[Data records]

◆ ◆ ◆ ◆ ◆

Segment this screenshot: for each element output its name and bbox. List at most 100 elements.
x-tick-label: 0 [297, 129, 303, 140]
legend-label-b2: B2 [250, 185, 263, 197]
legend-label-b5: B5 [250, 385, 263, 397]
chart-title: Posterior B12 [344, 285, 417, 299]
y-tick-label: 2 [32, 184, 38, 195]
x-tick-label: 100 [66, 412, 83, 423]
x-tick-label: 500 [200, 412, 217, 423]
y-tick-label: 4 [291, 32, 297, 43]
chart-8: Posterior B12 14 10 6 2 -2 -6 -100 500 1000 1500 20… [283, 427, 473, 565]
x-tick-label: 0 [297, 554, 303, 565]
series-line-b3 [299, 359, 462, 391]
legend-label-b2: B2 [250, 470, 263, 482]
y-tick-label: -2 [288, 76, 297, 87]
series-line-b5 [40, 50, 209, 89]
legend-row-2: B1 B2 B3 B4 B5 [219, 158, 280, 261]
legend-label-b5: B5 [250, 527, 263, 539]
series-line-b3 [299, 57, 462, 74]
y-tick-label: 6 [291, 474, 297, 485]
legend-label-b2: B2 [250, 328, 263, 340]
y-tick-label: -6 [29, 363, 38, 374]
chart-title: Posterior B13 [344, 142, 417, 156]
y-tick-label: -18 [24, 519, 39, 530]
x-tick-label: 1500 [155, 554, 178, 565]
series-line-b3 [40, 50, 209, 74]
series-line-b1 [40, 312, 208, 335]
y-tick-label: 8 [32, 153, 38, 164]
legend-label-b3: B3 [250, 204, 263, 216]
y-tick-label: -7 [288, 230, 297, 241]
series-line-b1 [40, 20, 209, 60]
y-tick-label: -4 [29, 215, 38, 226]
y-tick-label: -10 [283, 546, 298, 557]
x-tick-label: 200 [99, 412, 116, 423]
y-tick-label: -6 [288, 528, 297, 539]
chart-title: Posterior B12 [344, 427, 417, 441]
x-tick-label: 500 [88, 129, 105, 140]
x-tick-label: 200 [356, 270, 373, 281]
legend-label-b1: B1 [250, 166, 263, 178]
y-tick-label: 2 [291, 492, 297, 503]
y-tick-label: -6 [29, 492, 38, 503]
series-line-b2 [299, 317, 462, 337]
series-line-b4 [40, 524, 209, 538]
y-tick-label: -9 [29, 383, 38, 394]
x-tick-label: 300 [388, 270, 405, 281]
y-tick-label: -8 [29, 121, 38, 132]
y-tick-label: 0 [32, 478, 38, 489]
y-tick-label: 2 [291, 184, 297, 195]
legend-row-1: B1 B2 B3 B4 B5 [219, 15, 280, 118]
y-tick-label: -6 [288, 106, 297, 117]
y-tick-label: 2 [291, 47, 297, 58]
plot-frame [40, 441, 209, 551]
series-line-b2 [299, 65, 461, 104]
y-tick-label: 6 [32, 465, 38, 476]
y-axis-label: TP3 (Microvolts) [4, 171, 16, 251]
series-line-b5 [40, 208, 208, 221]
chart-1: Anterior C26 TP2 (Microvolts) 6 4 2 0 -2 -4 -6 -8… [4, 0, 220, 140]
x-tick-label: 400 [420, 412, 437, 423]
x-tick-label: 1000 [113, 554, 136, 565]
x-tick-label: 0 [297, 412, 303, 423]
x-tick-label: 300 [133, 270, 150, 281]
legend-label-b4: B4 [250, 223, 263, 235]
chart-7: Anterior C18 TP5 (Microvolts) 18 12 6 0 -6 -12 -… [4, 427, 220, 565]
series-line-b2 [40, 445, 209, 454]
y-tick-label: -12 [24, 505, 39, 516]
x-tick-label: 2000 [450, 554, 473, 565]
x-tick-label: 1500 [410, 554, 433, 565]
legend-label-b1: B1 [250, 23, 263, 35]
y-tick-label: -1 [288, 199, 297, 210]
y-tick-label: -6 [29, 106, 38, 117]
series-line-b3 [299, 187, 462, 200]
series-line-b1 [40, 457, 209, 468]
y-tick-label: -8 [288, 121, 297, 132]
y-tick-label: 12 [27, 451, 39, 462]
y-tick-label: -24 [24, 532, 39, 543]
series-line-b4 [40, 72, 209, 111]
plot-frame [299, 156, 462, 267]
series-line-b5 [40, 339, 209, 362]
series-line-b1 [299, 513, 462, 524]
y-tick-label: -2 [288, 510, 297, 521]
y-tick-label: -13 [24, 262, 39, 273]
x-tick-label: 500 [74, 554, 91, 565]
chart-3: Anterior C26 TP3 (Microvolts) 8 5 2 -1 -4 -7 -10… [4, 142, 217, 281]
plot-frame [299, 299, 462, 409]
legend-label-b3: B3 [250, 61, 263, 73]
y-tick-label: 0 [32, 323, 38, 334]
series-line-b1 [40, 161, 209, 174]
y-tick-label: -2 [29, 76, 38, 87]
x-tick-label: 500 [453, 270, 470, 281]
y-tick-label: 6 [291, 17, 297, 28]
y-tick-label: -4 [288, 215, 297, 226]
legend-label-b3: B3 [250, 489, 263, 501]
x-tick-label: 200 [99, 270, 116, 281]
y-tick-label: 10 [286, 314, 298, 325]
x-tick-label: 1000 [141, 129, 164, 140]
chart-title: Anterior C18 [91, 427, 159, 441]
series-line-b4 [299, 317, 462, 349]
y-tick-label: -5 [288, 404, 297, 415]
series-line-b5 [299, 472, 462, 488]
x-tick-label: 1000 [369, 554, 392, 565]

◆ ◆ ◆ ◆ ◆

Print the material line for line without any change, starting with its first line and continuing through the line with "y-tick-label: 2 [32, 184, 38, 195]". Include both of those end lines.

# Finished exercise
Segment this screenshot: for each element output its name and bbox. List at most 100 elements.
x-tick-label: 0 [297, 129, 303, 140]
legend-label-b2: B2 [250, 185, 263, 197]
legend-label-b5: B5 [250, 385, 263, 397]
chart-title: Posterior B12 [344, 285, 417, 299]
y-tick-label: 2 [32, 184, 38, 195]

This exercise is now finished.